Copy each line where the word "работы" occurs.

— start —

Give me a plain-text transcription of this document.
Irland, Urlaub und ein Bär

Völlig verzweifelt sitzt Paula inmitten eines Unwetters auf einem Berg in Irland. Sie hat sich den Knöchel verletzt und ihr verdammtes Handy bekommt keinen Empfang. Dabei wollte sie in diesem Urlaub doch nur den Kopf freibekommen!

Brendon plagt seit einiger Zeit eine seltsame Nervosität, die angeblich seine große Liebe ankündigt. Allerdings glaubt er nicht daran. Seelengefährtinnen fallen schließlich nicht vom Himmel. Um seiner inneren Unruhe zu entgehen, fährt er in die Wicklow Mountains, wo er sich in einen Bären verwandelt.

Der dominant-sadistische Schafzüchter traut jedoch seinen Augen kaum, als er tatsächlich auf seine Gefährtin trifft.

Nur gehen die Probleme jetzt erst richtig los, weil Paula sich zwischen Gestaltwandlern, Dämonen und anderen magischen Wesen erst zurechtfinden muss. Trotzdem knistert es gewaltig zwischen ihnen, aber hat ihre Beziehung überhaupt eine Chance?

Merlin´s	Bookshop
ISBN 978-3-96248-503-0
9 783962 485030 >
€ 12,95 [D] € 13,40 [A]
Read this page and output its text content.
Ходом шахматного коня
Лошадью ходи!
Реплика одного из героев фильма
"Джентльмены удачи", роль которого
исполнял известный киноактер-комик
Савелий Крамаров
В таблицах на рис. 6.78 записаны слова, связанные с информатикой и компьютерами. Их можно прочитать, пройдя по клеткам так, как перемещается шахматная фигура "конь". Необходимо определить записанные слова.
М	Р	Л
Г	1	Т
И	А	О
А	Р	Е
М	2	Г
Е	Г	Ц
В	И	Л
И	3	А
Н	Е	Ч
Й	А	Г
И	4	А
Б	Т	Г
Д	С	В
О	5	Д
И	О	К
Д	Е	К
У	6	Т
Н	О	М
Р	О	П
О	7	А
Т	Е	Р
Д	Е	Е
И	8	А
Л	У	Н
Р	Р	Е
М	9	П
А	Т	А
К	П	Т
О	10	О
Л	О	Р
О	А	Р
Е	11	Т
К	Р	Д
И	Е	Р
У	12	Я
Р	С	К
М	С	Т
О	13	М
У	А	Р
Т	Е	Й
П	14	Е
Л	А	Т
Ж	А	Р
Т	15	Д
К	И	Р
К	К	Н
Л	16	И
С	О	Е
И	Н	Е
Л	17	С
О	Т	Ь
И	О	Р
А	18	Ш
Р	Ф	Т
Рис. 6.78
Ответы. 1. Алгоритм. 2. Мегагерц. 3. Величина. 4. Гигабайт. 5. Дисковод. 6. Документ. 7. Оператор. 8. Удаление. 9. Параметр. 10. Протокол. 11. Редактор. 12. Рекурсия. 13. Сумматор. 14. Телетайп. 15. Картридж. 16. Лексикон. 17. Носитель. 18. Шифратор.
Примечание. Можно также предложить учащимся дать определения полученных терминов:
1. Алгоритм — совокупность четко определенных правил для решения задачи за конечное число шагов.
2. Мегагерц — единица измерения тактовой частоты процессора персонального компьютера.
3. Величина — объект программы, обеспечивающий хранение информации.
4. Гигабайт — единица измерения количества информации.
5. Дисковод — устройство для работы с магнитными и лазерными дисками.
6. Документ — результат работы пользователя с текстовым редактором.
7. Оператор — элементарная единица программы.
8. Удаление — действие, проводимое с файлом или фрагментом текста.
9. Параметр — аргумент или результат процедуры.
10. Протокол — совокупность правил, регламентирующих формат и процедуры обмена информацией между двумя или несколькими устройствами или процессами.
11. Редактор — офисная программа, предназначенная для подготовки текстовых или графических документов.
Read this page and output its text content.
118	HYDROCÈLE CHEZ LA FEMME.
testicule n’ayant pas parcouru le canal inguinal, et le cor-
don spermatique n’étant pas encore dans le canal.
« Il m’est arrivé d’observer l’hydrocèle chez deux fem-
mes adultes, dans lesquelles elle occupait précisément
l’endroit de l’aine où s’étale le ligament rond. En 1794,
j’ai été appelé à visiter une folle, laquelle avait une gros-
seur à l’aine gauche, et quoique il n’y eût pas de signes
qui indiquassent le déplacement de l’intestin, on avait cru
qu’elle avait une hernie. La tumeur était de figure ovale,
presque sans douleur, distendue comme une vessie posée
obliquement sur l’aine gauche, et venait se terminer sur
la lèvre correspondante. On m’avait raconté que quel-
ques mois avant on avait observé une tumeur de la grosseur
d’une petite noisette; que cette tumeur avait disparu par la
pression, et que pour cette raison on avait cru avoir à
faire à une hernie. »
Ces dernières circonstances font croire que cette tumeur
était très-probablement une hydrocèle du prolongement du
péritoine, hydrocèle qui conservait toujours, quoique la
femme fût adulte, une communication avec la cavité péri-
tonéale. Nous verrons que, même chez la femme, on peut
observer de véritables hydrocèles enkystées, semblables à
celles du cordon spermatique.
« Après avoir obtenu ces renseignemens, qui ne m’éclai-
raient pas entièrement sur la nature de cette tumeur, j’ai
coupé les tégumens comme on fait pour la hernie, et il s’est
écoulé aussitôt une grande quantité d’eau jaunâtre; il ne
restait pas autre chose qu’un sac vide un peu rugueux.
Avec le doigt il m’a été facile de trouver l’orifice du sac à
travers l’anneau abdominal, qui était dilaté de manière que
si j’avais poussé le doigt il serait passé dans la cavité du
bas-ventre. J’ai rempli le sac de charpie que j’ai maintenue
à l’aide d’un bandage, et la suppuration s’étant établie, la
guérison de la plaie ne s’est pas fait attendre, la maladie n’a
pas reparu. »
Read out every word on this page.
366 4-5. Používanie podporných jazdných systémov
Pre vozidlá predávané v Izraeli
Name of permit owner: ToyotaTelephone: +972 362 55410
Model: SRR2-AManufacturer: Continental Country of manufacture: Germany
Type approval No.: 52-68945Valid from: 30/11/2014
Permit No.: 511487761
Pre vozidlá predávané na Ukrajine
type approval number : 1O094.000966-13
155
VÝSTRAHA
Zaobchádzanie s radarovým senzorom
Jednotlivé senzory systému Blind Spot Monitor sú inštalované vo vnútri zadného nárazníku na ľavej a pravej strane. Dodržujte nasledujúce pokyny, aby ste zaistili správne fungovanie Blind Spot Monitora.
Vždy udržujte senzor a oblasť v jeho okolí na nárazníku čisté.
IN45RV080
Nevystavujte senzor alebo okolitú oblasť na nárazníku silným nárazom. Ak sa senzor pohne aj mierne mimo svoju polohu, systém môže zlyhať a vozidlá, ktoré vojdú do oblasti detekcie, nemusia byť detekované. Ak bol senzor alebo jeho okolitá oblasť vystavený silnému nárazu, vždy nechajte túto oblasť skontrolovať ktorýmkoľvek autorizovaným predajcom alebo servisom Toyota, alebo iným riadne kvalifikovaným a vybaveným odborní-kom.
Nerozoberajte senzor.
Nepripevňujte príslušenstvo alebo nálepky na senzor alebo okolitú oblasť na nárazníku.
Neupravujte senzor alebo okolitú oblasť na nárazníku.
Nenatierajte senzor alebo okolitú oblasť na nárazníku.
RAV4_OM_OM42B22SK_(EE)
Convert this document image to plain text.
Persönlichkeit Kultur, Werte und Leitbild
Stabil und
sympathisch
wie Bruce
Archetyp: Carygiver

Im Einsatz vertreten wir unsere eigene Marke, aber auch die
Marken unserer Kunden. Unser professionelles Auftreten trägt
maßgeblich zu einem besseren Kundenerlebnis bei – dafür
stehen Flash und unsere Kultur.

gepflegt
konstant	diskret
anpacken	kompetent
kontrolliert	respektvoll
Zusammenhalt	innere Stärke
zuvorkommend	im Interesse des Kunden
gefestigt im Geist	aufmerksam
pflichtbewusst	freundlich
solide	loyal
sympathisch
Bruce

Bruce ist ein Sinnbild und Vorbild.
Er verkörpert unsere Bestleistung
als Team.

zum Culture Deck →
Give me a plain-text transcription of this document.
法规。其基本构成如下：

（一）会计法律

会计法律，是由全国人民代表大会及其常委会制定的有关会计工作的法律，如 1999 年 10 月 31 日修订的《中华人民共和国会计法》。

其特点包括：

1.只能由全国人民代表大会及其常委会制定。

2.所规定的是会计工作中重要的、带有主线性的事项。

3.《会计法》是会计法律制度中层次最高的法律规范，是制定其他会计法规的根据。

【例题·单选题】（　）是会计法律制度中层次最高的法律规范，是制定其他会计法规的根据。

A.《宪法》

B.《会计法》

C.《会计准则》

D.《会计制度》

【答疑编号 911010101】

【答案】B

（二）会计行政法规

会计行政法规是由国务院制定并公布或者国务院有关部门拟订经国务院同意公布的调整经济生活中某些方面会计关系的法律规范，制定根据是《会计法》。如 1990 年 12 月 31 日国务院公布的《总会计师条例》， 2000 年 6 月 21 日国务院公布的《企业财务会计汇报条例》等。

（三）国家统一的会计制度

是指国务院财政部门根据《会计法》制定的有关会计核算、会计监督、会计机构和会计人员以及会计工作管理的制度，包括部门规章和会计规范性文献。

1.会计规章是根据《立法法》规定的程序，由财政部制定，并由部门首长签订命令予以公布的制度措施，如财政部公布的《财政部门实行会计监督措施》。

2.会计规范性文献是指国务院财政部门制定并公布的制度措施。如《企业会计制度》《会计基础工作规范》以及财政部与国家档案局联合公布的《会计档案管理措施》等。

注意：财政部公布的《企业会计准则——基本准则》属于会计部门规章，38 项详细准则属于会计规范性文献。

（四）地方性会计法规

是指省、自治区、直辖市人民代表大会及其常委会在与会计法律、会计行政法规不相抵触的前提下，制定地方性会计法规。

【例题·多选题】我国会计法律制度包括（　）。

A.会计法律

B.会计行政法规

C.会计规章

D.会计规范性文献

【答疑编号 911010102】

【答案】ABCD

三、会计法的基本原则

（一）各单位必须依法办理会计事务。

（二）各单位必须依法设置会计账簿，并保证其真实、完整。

— end —

» **Task response**:
5. Дисковод — устройство для работы с магнитными и лазерными дисками.
6. Документ — результат работы пользователя с текстовым редактором.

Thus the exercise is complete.